Go through the entries below and write each one out exactly.
[start]
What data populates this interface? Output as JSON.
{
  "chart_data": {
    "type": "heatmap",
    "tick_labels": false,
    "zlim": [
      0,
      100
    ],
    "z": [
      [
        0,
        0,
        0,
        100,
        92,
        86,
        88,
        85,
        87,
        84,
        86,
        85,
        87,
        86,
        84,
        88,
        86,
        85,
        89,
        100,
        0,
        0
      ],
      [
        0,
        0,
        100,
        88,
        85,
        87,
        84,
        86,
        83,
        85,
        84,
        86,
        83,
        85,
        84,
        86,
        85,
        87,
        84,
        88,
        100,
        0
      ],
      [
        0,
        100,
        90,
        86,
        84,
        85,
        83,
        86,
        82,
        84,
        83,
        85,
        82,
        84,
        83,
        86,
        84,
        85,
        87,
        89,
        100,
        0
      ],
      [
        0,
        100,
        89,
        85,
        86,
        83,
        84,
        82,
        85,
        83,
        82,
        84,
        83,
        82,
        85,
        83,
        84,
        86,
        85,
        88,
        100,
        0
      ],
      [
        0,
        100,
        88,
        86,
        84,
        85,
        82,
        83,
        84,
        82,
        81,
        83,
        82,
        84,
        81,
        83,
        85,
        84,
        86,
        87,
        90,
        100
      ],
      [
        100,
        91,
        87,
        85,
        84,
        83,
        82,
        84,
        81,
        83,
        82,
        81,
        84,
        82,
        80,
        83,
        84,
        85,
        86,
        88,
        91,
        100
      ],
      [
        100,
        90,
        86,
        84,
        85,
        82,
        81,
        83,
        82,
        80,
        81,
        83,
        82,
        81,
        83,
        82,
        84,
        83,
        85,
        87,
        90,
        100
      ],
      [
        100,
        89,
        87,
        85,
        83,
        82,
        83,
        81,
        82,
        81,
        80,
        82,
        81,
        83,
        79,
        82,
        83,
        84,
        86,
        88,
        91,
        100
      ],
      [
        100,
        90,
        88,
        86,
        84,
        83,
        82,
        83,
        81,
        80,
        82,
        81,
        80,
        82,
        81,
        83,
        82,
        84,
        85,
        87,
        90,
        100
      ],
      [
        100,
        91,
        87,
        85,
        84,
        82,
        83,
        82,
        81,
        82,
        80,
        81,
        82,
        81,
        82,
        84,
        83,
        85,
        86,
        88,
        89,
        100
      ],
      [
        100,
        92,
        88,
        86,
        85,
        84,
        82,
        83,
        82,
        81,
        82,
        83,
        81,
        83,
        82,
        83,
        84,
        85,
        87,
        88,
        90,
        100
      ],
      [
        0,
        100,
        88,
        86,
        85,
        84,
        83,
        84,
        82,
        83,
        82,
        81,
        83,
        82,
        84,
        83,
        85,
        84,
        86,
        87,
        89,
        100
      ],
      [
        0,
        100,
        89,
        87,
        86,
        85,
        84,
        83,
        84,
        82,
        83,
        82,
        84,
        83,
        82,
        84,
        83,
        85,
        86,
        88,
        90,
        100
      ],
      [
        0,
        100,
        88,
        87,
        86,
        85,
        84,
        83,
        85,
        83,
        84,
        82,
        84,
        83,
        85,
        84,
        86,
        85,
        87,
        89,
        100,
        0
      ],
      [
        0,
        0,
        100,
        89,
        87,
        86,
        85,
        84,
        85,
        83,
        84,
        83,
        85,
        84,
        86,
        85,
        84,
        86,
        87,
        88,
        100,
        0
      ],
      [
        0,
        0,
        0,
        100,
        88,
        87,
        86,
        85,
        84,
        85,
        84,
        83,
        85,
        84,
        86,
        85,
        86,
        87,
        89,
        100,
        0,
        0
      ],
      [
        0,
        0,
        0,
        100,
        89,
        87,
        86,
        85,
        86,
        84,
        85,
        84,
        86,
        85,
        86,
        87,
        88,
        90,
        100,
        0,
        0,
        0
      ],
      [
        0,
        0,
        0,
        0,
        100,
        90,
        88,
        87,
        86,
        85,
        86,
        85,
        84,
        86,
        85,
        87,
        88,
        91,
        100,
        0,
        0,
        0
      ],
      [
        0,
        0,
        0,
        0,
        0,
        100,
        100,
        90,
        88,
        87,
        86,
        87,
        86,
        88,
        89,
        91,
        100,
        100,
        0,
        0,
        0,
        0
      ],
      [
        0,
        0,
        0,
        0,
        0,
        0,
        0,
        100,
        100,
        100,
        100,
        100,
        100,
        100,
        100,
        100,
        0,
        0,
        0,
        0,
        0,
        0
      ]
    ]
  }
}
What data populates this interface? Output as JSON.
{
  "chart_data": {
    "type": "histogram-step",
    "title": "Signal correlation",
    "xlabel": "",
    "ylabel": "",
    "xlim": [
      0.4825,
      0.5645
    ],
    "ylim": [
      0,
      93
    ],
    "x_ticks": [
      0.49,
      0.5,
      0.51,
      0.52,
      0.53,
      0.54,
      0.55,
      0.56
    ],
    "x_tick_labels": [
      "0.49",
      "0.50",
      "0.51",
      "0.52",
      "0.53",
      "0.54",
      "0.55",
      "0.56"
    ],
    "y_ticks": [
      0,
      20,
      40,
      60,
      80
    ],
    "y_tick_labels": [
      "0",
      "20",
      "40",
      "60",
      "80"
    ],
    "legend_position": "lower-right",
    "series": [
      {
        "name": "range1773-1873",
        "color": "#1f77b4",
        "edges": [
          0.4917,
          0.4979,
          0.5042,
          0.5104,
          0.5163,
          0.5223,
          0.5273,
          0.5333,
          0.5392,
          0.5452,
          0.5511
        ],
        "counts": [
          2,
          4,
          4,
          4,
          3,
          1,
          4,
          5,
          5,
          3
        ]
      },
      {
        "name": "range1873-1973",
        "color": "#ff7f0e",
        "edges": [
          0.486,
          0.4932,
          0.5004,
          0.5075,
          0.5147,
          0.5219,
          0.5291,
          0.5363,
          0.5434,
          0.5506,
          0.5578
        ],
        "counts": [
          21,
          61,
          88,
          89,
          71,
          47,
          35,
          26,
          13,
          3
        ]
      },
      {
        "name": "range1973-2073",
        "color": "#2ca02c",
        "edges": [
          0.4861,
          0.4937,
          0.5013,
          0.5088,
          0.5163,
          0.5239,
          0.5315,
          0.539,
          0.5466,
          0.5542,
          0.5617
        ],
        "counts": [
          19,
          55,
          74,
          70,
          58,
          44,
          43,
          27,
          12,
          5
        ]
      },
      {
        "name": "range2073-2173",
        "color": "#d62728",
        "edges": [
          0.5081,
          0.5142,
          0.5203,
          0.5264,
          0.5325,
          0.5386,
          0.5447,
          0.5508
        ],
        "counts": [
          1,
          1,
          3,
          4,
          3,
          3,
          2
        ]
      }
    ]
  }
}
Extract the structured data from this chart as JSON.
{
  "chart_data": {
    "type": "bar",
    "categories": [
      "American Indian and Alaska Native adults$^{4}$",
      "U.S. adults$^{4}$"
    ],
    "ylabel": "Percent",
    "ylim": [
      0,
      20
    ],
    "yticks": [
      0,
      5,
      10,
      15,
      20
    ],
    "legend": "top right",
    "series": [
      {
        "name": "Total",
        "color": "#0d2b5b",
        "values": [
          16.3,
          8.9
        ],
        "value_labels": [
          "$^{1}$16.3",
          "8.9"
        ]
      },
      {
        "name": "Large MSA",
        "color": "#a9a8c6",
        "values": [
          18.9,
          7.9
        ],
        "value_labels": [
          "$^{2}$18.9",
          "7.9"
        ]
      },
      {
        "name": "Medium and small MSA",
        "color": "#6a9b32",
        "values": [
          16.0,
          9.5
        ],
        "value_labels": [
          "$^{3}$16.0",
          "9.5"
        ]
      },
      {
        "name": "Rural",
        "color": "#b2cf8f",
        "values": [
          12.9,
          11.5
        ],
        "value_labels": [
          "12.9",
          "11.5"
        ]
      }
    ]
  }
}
[end]
→ **ANSWER TO THE TASK**:
What data populates this interface? Output as JSON.
{
  "chart_data": {
    "type": "heatmap",
    "tick_labels": false,
    "zlim": [
      0,
      100
    ],
    "z": [
      [
        0,
        0,
        0,
        100,
        92,
        86,
        88,
        85,
        87,
        84,
        86,
        85,
        87,
        86,
        84,
        88,
        86,
        85,
        89,
        100,
        0,
        0
      ],
      [
        0,
        0,
        100,
        88,
        85,
        87,
        84,
        86,
        83,
        85,
        84,
        86,
        83,
        85,
        84,
        86,
        85,
        87,
        84,
        88,
        100,
        0
      ],
      [
        0,
        100,
        90,
        86,
        84,
        85,
        83,
        86,
        82,
        84,
        83,
        85,
        82,
        84,
        83,
        86,
        84,
        85,
        87,
        89,
        100,
        0
      ],
      [
        0,
        100,
        89,
        85,
        86,
        83,
        84,
        82,
        85,
        83,
        82,
        84,
        83,
        82,
        85,
        83,
        84,
        86,
        85,
        88,
        100,
        0
      ],
      [
        0,
        100,
        88,
        86,
        84,
        85,
        82,
        83,
        84,
        82,
        81,
        83,
        82,
        84,
        81,
        83,
        85,
        84,
        86,
        87,
        90,
        100
      ],
      [
        100,
        91,
        87,
        85,
        84,
        83,
        82,
        84,
        81,
        83,
        82,
        81,
        84,
        82,
        80,
        83,
        84,
        85,
        86,
        88,
        91,
        100
      ],
      [
        100,
        90,
        86,
        84,
        85,
        82,
        81,
        83,
        82,
        80,
        81,
        83,
        82,
        81,
        83,
        82,
        84,
        83,
        85,
        87,
        90,
        100
      ],
      [
        100,
        89,
        87,
        85,
        83,
        82,
        83,
        81,
        82,
        81,
        80,
        82,
        81,
        83,
        79,
        82,
        83,
        84,
        86,
        88,
        91,
        100
      ],
      [
        100,
        90,
        88,
        86,
        84,
        83,
        82,
        83,
        81,
        80,
        82,
        81,
        80,
        82,
        81,
        83,
        82,
        84,
        85,
        87,
        90,
        100
      ],
      [
        100,
        91,
        87,
        85,
        84,
        82,
        83,
        82,
        81,
        82,
        80,
        81,
        82,
        81,
        82,
        84,
        83,
        85,
        86,
        88,
        89,
        100
      ],
      [
        100,
        92,
        88,
        86,
        85,
        84,
        82,
        83,
        82,
        81,
        82,
        83,
        81,
        83,
        82,
        83,
        84,
        85,
        87,
        88,
        90,
        100
      ],
      [
        0,
        100,
        88,
        86,
        85,
        84,
        83,
        84,
        82,
        83,
        82,
        81,
        83,
        82,
        84,
        83,
        85,
        84,
        86,
        87,
        89,
        100
      ],
      [
        0,
        100,
        89,
        87,
        86,
        85,
        84,
        83,
        84,
        82,
        83,
        82,
        84,
        83,
        82,
        84,
        83,
        85,
        86,
        88,
        90,
        100
      ],
      [
        0,
        100,
        88,
        87,
        86,
        85,
        84,
        83,
        85,
        83,
        84,
        82,
        84,
        83,
        85,
        84,
        86,
        85,
        87,
        89,
        100,
        0
      ],
      [
        0,
        0,
        100,
        89,
        87,
        86,
        85,
        84,
        85,
        83,
        84,
        83,
        85,
        84,
        86,
        85,
        84,
        86,
        87,
        88,
        100,
        0
      ],
      [
        0,
        0,
        0,
        100,
        88,
        87,
        86,
        85,
        84,
        85,
        84,
        83,
        85,
        84,
        86,
        85,
        86,
        87,
        89,
        100,
        0,
        0
      ],
      [
        0,
        0,
        0,
        100,
        89,
        87,
        86,
        85,
        86,
        84,
        85,
        84,
        86,
        85,
        86,
        87,
        88,
        90,
        100,
        0,
        0,
        0
      ],
      [
        0,
        0,
        0,
        0,
        100,
        90,
        88,
        87,
        86,
        85,
        86,
        85,
        84,
        86,
        85,
        87,
        88,
        91,
        100,
        0,
        0,
        0
      ],
      [
        0,
        0,
        0,
        0,
        0,
        100,
        100,
        90,
        88,
        87,
        86,
        87,
        86,
        88,
        89,
        91,
        100,
        100,
        0,
        0,
        0,
        0
      ],
      [
        0,
        0,
        0,
        0,
        0,
        0,
        0,
        100,
        100,
        100,
        100,
        100,
        100,
        100,
        100,
        100,
        0,
        0,
        0,
        0,
        0,
        0
      ]
    ]
  }
}
What data populates this interface? Output as JSON.
{
  "chart_data": {
    "type": "histogram-step",
    "title": "Signal correlation",
    "xlabel": "",
    "ylabel": "",
    "xlim": [
      0.4825,
      0.5645
    ],
    "ylim": [
      0,
      93
    ],
    "x_ticks": [
      0.49,
      0.5,
      0.51,
      0.52,
      0.53,
      0.54,
      0.55,
      0.56
    ],
    "x_tick_labels": [
      "0.49",
      "0.50",
      "0.51",
      "0.52",
      "0.53",
      "0.54",
      "0.55",
      "0.56"
    ],
    "y_ticks": [
      0,
      20,
      40,
      60,
      80
    ],
    "y_tick_labels": [
      "0",
      "20",
      "40",
      "60",
      "80"
    ],
    "legend_position": "lower-right",
    "series": [
      {
        "name": "range1773-1873",
        "color": "#1f77b4",
        "edges": [
          0.4917,
          0.4979,
          0.5042,
          0.5104,
          0.5163,
          0.5223,
          0.5273,
          0.5333,
          0.5392,
          0.5452,
          0.5511
        ],
        "counts": [
          2,
          4,
          4,
          4,
          3,
          1,
          4,
          5,
          5,
          3
        ]
      },
      {
        "name": "range1873-1973",
        "color": "#ff7f0e",
        "edges": [
          0.486,
          0.4932,
          0.5004,
          0.5075,
          0.5147,
          0.5219,
          0.5291,
          0.5363,
          0.5434,
          0.5506,
          0.5578
        ],
        "counts": [
          21,
          61,
          88,
          89,
          71,
          47,
          35,
          26,
          13,
          3
        ]
      },
      {
        "name": "range1973-2073",
        "color": "#2ca02c",
        "edges": [
          0.4861,
          0.4937,
          0.5013,
          0.5088,
          0.5163,
          0.5239,
          0.5315,
          0.539,
          0.5466,
          0.5542,
          0.5617
        ],
        "counts": [
          19,
          55,
          74,
          70,
          58,
          44,
          43,
          27,
          12,
          5
        ]
      },
      {
        "name": "range2073-2173",
        "color": "#d62728",
        "edges": [
          0.5081,
          0.5142,
          0.5203,
          0.5264,
          0.5325,
          0.5386,
          0.5447,
          0.5508
        ],
        "counts": [
          1,
          1,
          3,
          4,
          3,
          3,
          2
        ]
      }
    ]
  }
}
Extract the structured data from this chart as JSON.
{
  "chart_data": {
    "type": "bar",
    "categories": [
      "American Indian and Alaska Native adults$^{4}$",
      "U.S. adults$^{4}$"
    ],
    "ylabel": "Percent",
    "ylim": [
      0,
      20
    ],
    "yticks": [
      0,
      5,
      10,
      15,
      20
    ],
    "legend": "top right",
    "series": [
      {
        "name": "Total",
        "color": "#0d2b5b",
        "values": [
          16.3,
          8.9
        ],
        "value_labels": [
          "$^{1}$16.3",
          "8.9"
        ]
      },
      {
        "name": "Large MSA",
        "color": "#a9a8c6",
        "values": [
          18.9,
          7.9
        ],
        "value_labels": [
          "$^{2}$18.9",
          "7.9"
        ]
      },
      {
        "name": "Medium and small MSA",
        "color": "#6a9b32",
        "values": [
          16.0,
          9.5
        ],
        "value_labels": [
          "$^{3}$16.0",
          "9.5"
        ]
      },
      {
        "name": "Rural",
        "color": "#b2cf8f",
        "values": [
          12.9,
          11.5
        ],
        "value_labels": [
          "12.9",
          "11.5"
        ]
      }
    ]
  }
}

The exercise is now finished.